▸ **REQUIREMENTS**: Print each of the entries exactly, leaving nothing out.

[Entries taken from a collection]
§
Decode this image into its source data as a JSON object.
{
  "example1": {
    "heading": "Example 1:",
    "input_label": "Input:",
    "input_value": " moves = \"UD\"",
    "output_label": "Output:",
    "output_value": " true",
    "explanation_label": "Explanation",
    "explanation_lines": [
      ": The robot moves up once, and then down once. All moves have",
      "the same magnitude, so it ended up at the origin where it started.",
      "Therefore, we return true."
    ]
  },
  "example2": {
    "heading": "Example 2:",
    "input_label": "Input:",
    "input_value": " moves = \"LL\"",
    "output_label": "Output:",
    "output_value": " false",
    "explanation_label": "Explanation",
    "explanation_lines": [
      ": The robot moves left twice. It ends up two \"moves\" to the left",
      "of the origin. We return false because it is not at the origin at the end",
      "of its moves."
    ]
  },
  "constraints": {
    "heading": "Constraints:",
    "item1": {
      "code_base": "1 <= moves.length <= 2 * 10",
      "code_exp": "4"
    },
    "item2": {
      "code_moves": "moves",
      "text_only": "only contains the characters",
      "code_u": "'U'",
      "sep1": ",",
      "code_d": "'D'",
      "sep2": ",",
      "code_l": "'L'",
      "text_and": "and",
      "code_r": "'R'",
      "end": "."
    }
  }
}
§
▸ **ANSWER BELOW**:
Decode this image into its source data as a JSON object.
{
  "example1": {
    "heading": "Example 1:",
    "input_label": "Input:",
    "input_value": " moves = \"UD\"",
    "output_label": "Output:",
    "output_value": " true",
    "explanation_label": "Explanation",
    "explanation_lines": [
      ": The robot moves up once, and then down once. All moves have",
      "the same magnitude, so it ended up at the origin where it started.",
      "Therefore, we return true."
    ]
  },
  "example2": {
    "heading": "Example 2:",
    "input_label": "Input:",
    "input_value": " moves = \"LL\"",
    "output_label": "Output:",
    "output_value": " false",
    "explanation_label": "Explanation",
    "explanation_lines": [
      ": The robot moves left twice. It ends up two \"moves\" to the left",
      "of the origin. We return false because it is not at the origin at the end",
      "of its moves."
    ]
  },
  "constraints": {
    "heading": "Constraints:",
    "item1": {
      "code_base": "1 <= moves.length <= 2 * 10",
      "code_exp": "4"
    },
    "item2": {
      "code_moves": "moves",
      "text_only": "only contains the characters",
      "code_u": "'U'",
      "sep1": ",",
      "code_d": "'D'",
      "sep2": ",",
      "code_l": "'L'",
      "text_and": "and",
      "code_r": "'R'",
      "end": "."
    }
  }
}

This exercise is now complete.